--- start of Given passage ---

FY2017-18 budget deficit narrows to lowest point in six years: Egypt’s budget deficit for FY2017-18 narrowed to EGP 433.9 bn, or 9.8% of total GDP, dropping below the 10% marker for the first time in six years, Finance Minister Mohamed Maait announced at a press conference on Thursday on the final figures from Egypt’s FY2017-18 budget, according to a ministry statement (pdf). The deficit fell from 10.9% in FY2016-17. Nonetheless, the deficit was EGP 100 bn shy of its target, he said at the conference, which came a day after Planning Minister Hala El Saeed had announced that that Egypt’s GDP growth accelerated to 5.3% in FY2017-18. Maait attributed the shortfall to “unrealized non-tax revenues,” which fell to EGP 160 bn from a projected EGP 230 bn.
Egypt achieved a primary budget surplus of 0.2% for the first time in 15 years during FY2017-18. The EGP 4.4 bn surplus was used to make interest payments on sovereign debt, which rose by 38.3% y-o-y to EGP 438 bn at the end of June, according to Maait.
State revenues rose 18.5% y-o-y to EGP 781.1 bn in FY2017-18 on tax revenues of EGP 566.14 bn, which rose EGP 157 bn over FY2016-17 collections. This can be attributed to a EGP 78 bn increase in income taxes collections EGP 304.5 bn and EGP 79 bn increase in VAT collection to EGP 261.6 bn. Taxes from real estate grew to EGP 2 bn, while the Tax Dispute Act also helped bring in EGP 16.6 bn Meanwhile, customs revenues grew 6.7% y-o-y, coming in at EGP 36.6 bn.
Increased spending on social welfare and subsidy programs saw state expenditures climb 17% y-o-y in FY2017-18 to EGP 1.2 tn. Total subsidy spending reached EGP 324.4 bn, up from EGP 276.7 bn in the previous year. Commodity subsidies saw the biggest jump, rising by 69.3% y-o-y to EGP 80.5 bn, up from EGP 47.5 bn in the previous fiscal year. The state had also allocated EGP 17.5 bn to cash subsidy programs Takaful and Karama in FY2017-18, an increase of EGP 10 bn over FY2016-17, as the number of beneficiaries grew last year. State coffers also contributed EGP 52.5 bn to pension funds, up from EGP 45.2 bn in FY2016-17. Spending on fuel subsidies also rose, coming in at EGP 121 bn from a projected EGP 110 bn, while Electricity subsidies reached EGP 29 bn.

--- end of Given passage ---

Short problem A:
In the Egypt budget report, what share of GDP did the FY2017-18 deficit represent?

--- start of Materials provided ---

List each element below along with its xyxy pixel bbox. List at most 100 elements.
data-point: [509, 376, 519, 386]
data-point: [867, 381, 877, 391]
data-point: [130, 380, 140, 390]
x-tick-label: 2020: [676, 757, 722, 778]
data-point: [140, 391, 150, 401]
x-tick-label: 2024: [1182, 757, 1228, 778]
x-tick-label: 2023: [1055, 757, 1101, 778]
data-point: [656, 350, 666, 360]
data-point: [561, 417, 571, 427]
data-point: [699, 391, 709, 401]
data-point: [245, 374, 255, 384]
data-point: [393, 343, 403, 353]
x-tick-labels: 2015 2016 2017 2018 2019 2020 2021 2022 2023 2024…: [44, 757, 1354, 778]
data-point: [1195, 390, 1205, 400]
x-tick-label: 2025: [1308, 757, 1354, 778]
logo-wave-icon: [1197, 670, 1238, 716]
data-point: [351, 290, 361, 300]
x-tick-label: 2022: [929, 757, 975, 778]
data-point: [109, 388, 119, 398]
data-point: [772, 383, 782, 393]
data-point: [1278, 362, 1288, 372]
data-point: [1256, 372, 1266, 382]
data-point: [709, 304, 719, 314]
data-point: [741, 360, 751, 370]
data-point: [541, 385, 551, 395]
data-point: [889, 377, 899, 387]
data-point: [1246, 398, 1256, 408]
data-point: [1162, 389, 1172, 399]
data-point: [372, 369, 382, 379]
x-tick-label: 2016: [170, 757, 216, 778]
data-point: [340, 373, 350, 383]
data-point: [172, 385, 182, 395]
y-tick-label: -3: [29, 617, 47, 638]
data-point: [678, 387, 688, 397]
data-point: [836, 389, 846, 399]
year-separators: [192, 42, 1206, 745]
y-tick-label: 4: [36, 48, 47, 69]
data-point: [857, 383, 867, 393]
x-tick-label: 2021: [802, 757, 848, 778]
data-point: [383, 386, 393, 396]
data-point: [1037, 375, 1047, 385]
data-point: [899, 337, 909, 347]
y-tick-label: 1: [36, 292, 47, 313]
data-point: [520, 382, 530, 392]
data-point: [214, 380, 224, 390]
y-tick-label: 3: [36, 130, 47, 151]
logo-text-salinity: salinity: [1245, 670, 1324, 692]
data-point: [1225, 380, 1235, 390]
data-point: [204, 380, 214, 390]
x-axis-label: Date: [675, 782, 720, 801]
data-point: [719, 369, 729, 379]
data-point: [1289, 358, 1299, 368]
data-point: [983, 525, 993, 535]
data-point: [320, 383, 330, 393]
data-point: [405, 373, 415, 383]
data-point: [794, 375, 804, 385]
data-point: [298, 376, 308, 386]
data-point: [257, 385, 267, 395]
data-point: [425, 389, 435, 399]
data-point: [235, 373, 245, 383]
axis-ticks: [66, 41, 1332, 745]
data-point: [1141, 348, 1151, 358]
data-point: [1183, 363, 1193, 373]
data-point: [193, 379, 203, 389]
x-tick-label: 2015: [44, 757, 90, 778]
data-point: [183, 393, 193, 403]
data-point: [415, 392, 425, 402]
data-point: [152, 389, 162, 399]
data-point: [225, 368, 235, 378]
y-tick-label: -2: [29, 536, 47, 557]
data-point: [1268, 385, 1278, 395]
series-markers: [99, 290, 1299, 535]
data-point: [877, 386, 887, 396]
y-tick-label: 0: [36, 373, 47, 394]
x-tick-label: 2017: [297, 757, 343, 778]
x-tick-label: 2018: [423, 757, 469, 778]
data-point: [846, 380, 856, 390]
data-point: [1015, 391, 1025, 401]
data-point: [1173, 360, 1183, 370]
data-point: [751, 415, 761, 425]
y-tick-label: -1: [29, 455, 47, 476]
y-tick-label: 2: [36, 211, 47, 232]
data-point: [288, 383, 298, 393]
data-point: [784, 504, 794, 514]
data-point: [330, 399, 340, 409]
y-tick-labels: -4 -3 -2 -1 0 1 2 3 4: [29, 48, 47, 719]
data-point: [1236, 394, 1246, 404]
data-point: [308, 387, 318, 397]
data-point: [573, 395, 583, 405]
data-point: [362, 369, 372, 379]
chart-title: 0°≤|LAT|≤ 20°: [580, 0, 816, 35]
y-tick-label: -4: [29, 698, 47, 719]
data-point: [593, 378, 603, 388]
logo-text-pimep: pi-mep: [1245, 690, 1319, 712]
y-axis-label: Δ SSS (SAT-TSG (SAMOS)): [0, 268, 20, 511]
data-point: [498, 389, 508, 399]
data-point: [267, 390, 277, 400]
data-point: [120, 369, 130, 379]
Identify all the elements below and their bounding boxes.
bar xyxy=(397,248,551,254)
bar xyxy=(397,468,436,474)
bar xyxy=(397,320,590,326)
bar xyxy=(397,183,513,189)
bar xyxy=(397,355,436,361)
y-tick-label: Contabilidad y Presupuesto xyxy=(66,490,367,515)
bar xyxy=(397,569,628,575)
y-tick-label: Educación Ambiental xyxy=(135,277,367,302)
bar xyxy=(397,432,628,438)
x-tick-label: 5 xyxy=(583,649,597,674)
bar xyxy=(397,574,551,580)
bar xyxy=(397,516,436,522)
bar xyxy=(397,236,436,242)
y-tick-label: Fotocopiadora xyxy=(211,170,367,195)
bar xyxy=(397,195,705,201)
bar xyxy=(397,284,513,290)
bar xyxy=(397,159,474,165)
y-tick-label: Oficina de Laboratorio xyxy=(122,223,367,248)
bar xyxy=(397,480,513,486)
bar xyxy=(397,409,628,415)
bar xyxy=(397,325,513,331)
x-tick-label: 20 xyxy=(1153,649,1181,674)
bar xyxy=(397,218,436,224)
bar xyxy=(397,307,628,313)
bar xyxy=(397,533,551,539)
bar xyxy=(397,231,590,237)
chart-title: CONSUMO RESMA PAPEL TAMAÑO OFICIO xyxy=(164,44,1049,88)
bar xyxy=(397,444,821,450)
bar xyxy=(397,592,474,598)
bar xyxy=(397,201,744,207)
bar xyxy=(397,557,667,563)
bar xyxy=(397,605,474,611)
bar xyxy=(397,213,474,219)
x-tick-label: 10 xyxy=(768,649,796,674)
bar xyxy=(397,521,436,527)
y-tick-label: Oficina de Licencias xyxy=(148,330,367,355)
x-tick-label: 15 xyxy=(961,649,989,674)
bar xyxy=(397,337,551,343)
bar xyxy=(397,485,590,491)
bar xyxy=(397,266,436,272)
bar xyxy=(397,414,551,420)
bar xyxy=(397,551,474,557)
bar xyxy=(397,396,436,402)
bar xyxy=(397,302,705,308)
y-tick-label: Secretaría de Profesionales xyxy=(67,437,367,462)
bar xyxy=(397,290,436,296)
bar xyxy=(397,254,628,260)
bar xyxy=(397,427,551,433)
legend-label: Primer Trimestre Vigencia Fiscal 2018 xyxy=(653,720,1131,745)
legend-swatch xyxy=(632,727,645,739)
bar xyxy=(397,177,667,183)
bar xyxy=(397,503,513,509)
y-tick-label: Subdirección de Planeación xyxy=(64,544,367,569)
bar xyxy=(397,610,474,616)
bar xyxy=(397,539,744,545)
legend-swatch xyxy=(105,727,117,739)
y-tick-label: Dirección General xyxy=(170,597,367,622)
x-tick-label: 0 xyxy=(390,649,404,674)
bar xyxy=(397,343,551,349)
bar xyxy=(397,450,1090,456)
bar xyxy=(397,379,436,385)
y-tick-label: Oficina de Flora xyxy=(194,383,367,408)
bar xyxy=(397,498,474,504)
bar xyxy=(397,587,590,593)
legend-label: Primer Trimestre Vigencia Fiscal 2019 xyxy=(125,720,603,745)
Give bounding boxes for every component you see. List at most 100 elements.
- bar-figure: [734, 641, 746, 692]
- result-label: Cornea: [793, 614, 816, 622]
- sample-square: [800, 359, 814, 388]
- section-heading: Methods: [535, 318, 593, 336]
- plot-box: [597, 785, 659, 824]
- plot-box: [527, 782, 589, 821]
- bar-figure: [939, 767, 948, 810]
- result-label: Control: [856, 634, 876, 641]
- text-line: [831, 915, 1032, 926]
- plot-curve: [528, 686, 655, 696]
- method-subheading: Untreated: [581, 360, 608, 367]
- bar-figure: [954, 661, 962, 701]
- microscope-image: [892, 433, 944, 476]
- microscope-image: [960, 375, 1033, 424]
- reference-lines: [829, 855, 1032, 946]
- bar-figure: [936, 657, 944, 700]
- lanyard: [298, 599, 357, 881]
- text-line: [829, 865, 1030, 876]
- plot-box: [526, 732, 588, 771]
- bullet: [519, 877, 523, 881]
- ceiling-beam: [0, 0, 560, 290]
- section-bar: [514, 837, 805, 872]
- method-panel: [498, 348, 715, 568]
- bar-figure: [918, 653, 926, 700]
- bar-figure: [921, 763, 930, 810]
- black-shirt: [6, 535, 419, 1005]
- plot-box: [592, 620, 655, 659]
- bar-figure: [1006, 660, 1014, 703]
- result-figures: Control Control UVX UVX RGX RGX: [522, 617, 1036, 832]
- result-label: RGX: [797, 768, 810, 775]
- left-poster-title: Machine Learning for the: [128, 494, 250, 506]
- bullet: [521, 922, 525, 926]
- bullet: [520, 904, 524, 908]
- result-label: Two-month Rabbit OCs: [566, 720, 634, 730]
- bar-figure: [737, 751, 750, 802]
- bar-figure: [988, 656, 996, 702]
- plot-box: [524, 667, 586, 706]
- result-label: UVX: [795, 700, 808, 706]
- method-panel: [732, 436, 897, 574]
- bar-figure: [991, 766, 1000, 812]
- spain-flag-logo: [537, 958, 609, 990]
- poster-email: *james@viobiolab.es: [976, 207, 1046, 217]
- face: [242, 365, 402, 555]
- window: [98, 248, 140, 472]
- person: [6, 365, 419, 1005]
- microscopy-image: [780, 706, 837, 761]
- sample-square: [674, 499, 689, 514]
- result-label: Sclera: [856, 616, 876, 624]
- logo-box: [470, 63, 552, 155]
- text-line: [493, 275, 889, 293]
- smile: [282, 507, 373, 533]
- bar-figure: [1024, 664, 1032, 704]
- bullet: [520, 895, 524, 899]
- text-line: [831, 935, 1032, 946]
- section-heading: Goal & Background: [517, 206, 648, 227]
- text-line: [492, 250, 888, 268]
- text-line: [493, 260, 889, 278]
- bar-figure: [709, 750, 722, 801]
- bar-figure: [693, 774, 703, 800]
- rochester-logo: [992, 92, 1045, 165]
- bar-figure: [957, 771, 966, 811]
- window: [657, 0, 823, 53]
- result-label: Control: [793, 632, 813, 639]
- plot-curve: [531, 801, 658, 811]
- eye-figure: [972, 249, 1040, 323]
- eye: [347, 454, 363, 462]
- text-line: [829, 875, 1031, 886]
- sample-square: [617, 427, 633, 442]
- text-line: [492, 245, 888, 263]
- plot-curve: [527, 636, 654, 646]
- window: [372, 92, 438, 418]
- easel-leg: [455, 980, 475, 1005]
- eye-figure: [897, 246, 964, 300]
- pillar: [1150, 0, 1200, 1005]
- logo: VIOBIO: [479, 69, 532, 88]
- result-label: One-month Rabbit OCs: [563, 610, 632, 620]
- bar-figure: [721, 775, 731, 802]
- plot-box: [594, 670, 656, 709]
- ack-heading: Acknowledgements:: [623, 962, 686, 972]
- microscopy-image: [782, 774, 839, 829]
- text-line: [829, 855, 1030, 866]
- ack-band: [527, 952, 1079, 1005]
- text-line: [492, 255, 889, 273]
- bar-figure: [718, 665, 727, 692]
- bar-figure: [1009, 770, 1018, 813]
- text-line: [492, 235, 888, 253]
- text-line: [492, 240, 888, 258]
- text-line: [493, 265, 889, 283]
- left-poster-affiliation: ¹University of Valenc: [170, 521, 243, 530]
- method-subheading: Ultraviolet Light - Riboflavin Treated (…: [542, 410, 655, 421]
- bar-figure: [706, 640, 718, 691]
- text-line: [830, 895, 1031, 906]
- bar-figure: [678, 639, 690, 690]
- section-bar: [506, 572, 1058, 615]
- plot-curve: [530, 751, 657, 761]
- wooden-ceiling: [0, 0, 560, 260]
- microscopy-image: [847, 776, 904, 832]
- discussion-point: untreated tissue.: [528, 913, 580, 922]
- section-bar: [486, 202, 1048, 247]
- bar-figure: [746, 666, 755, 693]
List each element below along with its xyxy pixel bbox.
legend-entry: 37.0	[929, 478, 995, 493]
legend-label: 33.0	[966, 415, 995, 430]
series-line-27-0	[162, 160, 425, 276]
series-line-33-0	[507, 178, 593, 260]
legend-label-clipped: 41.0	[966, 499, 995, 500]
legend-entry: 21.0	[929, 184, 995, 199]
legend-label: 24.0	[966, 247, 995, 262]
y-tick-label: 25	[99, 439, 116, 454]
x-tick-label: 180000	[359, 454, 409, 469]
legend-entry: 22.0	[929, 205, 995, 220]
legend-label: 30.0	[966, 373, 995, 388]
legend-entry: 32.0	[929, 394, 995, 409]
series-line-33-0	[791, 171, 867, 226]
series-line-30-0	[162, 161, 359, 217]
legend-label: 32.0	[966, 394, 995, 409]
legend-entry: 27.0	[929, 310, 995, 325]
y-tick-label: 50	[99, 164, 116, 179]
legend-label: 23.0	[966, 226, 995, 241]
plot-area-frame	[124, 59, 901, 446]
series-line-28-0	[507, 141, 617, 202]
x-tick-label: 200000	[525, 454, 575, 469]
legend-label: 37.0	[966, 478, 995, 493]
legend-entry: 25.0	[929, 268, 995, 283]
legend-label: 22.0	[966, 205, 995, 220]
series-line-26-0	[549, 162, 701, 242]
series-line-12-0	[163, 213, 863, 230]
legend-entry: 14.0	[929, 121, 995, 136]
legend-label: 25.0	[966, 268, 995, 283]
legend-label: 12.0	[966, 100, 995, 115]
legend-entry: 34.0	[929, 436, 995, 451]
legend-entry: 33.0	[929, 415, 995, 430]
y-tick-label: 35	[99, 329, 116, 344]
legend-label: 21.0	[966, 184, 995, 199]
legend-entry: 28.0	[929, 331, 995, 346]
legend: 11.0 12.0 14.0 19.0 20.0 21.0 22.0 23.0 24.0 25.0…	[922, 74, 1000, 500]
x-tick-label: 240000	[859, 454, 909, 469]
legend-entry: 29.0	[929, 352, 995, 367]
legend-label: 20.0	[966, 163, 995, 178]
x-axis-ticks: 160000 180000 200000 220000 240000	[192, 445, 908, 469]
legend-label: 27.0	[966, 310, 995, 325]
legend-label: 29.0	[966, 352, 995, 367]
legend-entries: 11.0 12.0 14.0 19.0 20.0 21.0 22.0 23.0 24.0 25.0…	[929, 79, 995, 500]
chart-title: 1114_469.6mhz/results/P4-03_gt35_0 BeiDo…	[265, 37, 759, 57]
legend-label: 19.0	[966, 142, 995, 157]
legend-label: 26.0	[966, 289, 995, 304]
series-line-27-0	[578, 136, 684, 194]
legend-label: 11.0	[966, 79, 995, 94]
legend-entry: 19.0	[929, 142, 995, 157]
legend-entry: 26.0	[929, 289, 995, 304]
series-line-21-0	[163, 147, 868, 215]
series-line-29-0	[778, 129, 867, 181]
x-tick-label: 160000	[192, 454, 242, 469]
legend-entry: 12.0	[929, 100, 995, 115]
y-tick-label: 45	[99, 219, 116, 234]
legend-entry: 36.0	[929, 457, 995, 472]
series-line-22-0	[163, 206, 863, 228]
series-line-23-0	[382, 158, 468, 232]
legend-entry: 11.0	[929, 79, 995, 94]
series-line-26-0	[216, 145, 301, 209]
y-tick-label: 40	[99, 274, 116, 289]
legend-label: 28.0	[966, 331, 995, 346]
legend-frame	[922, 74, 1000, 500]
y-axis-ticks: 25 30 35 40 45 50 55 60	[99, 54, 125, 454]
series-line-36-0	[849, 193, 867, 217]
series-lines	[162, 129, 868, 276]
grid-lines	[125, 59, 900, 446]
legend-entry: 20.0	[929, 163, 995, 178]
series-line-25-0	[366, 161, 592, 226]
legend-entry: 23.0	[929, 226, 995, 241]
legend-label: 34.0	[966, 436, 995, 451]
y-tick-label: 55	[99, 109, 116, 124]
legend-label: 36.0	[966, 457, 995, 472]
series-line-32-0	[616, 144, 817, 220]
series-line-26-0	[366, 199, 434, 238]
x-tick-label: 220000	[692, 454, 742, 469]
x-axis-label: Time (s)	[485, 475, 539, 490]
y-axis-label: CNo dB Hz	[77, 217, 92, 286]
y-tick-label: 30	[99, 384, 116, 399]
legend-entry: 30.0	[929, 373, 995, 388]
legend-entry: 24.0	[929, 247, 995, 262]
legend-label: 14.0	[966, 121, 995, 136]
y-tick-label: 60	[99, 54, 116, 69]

--- end of Materials provided ---

Short problem B:
Quote the entries word for word, starting at the first line of the dataset excerpt and ending at the line that contains "y-tick-label: 4: [36, 48, 47, 69]".

Task result A:
9.8% of total GDP

Task result B:
List each element below along with its xyxy pixel bbox. List at most 100 elements.
data-point: [509, 376, 519, 386]
data-point: [867, 381, 877, 391]
data-point: [130, 380, 140, 390]
x-tick-label: 2020: [676, 757, 722, 778]
data-point: [140, 391, 150, 401]
x-tick-label: 2024: [1182, 757, 1228, 778]
x-tick-label: 2023: [1055, 757, 1101, 778]
data-point: [656, 350, 666, 360]
data-point: [561, 417, 571, 427]
data-point: [699, 391, 709, 401]
data-point: [245, 374, 255, 384]
data-point: [393, 343, 403, 353]
x-tick-labels: 2015 2016 2017 2018 2019 2020 2021 2022 2023 2024…: [44, 757, 1354, 778]
data-point: [1195, 390, 1205, 400]
x-tick-label: 2025: [1308, 757, 1354, 778]
logo-wave-icon: [1197, 670, 1238, 716]
data-point: [351, 290, 361, 300]
x-tick-label: 2022: [929, 757, 975, 778]
data-point: [109, 388, 119, 398]
data-point: [772, 383, 782, 393]
data-point: [1278, 362, 1288, 372]
data-point: [1256, 372, 1266, 382]
data-point: [709, 304, 719, 314]
data-point: [741, 360, 751, 370]
data-point: [541, 385, 551, 395]
data-point: [889, 377, 899, 387]
data-point: [1246, 398, 1256, 408]
data-point: [1162, 389, 1172, 399]
data-point: [372, 369, 382, 379]
x-tick-label: 2016: [170, 757, 216, 778]
data-point: [340, 373, 350, 383]
data-point: [172, 385, 182, 395]
y-tick-label: -3: [29, 617, 47, 638]
data-point: [678, 387, 688, 397]
data-point: [836, 389, 846, 399]
year-separators: [192, 42, 1206, 745]
y-tick-label: 4: [36, 48, 47, 69]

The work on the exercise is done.